(Dataset records on visual material)
▬▬▬▬▬▬
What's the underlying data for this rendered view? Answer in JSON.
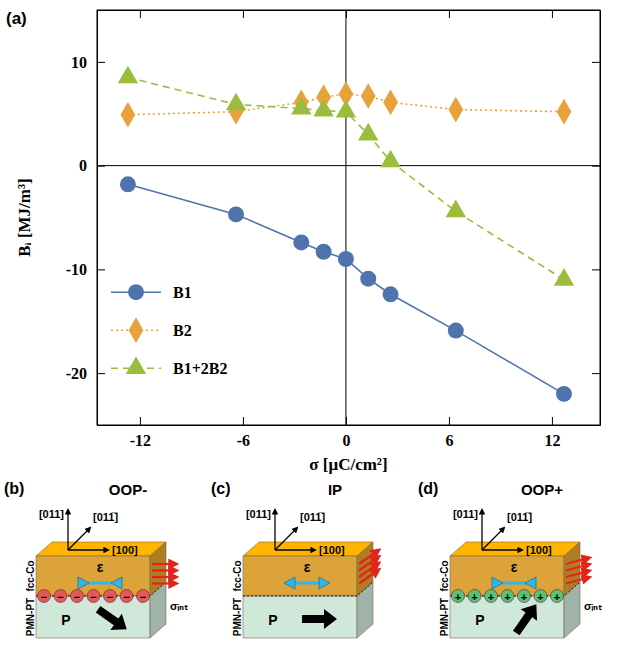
{
  "chart_data": {
    "type": "line",
    "annotations": [
      "(a)"
    ],
    "x_label": "σ [μC/cm²]",
    "y_label": "Bᵢ [MJ/m³]",
    "x": [
      -12.7,
      -6.4,
      -2.6,
      -1.3,
      0,
      1.3,
      2.6,
      6.4,
      12.7
    ],
    "series": [
      {
        "name": "B1",
        "color": "#4e73ad",
        "marker": "circle",
        "line_style": "solid",
        "values": [
          -1.8,
          -4.7,
          -7.4,
          -8.3,
          -9.0,
          -10.9,
          -12.4,
          -15.9,
          -22.0
        ]
      },
      {
        "name": "B2",
        "color": "#e9a23b",
        "marker": "diamond",
        "line_style": "dotted",
        "values": [
          4.9,
          5.2,
          6.1,
          6.6,
          6.9,
          6.7,
          6.1,
          5.4,
          5.2
        ]
      },
      {
        "name": "B1+2B2",
        "color": "#9bbd3d",
        "marker": "triangle",
        "line_style": "dashed",
        "values": [
          8.5,
          5.9,
          5.5,
          5.3,
          5.2,
          3.0,
          0.4,
          -4.4,
          -11.0
        ]
      }
    ],
    "xlim": [
      -14.5,
      14.8
    ],
    "ylim": [
      -25,
      15
    ],
    "xticks": [
      -12,
      -6,
      0,
      6,
      12
    ],
    "yticks": [
      -20,
      -10,
      0,
      10
    ],
    "legend": "left",
    "grid": false
  },
  "diagrams": [
    {
      "letter": "(b)",
      "title": "OOP-",
      "directions": [
        "[011]",
        "[011̅]",
        "[100]"
      ],
      "layers": [
        "fcc-Co",
        "PMN-PT"
      ],
      "strain": "ε",
      "polarization": "P",
      "interface": {
        "symbol": "−",
        "label": "σᵢₙₜ"
      }
    },
    {
      "letter": "(c)",
      "title": "IP",
      "directions": [
        "[011]",
        "[011̅]",
        "[100]"
      ],
      "layers": [
        "fcc-Co",
        "PMN-PT"
      ],
      "strain": "ε",
      "polarization": "P"
    },
    {
      "letter": "(d)",
      "title": "OOP+",
      "directions": [
        "[011]",
        "[011̅]",
        "[100]"
      ],
      "layers": [
        "fcc-Co",
        "PMN-PT"
      ],
      "strain": "ε",
      "polarization": "P",
      "interface": {
        "symbol": "+",
        "label": "σᵢₙₜ"
      }
    }
  ]
}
▬▬▬▬▬▬
Exercise details ▸ Strip out the pictures and quote the remaining data word for word.

The reply ▸
What's the underlying data for this rendered view? Answer in JSON.
{
  "chart_data": {
    "type": "line",
    "annotations": [
      "(a)"
    ],
    "x_label": "σ [μC/cm²]",
    "y_label": "Bᵢ [MJ/m³]",
    "x": [
      -12.7,
      -6.4,
      -2.6,
      -1.3,
      0,
      1.3,
      2.6,
      6.4,
      12.7
    ],
    "series": [
      {
        "name": "B1",
        "color": "#4e73ad",
        "marker": "circle",
        "line_style": "solid",
        "values": [
          -1.8,
          -4.7,
          -7.4,
          -8.3,
          -9.0,
          -10.9,
          -12.4,
          -15.9,
          -22.0
        ]
      },
      {
        "name": "B2",
        "color": "#e9a23b",
        "marker": "diamond",
        "line_style": "dotted",
        "values": [
          4.9,
          5.2,
          6.1,
          6.6,
          6.9,
          6.7,
          6.1,
          5.4,
          5.2
        ]
      },
      {
        "name": "B1+2B2",
        "color": "#9bbd3d",
        "marker": "triangle",
        "line_style": "dashed",
        "values": [
          8.5,
          5.9,
          5.5,
          5.3,
          5.2,
          3.0,
          0.4,
          -4.4,
          -11.0
        ]
      }
    ],
    "xlim": [
      -14.5,
      14.8
    ],
    "ylim": [
      -25,
      15
    ],
    "xticks": [
      -12,
      -6,
      0,
      6,
      12
    ],
    "yticks": [
      -20,
      -10,
      0,
      10
    ],
    "legend": "left",
    "grid": false
  },
  "diagrams": [
    {
      "letter": "(b)",
      "title": "OOP-",
      "directions": [
        "[011]",
        "[011̅]",
        "[100]"
      ],
      "layers": [
        "fcc-Co",
        "PMN-PT"
      ],
      "strain": "ε",
      "polarization": "P",
      "interface": {
        "symbol": "−",
        "label": "σᵢₙₜ"
      }
    },
    {
      "letter": "(c)",
      "title": "IP",
      "directions": [
        "[011]",
        "[011̅]",
        "[100]"
      ],
      "layers": [
        "fcc-Co",
        "PMN-PT"
      ],
      "strain": "ε",
      "polarization": "P"
    },
    {
      "letter": "(d)",
      "title": "OOP+",
      "directions": [
        "[011]",
        "[011̅]",
        "[100]"
      ],
      "layers": [
        "fcc-Co",
        "PMN-PT"
      ],
      "strain": "ε",
      "polarization": "P",
      "interface": {
        "symbol": "+",
        "label": "σᵢₙₜ"
      }
    }
  ]
}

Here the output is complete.